● To be done: Using the records below, report how many lines hold "Manager", with no extra text.

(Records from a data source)

──────

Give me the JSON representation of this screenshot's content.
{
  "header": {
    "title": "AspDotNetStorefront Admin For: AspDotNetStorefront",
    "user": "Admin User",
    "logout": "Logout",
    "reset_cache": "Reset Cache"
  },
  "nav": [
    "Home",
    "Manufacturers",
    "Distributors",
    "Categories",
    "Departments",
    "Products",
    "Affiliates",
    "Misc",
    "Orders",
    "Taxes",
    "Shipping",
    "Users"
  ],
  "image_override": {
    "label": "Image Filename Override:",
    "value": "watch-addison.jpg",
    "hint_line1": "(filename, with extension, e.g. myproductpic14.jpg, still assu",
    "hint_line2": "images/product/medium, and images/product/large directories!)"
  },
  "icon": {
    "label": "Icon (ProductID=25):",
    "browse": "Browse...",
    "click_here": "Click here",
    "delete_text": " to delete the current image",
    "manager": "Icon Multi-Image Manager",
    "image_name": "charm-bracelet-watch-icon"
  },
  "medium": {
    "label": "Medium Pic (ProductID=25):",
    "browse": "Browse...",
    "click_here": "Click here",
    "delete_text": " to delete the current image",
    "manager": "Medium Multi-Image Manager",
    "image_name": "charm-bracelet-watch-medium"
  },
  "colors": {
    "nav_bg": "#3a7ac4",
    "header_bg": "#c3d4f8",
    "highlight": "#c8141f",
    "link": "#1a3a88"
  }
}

──────

● Full solution: 2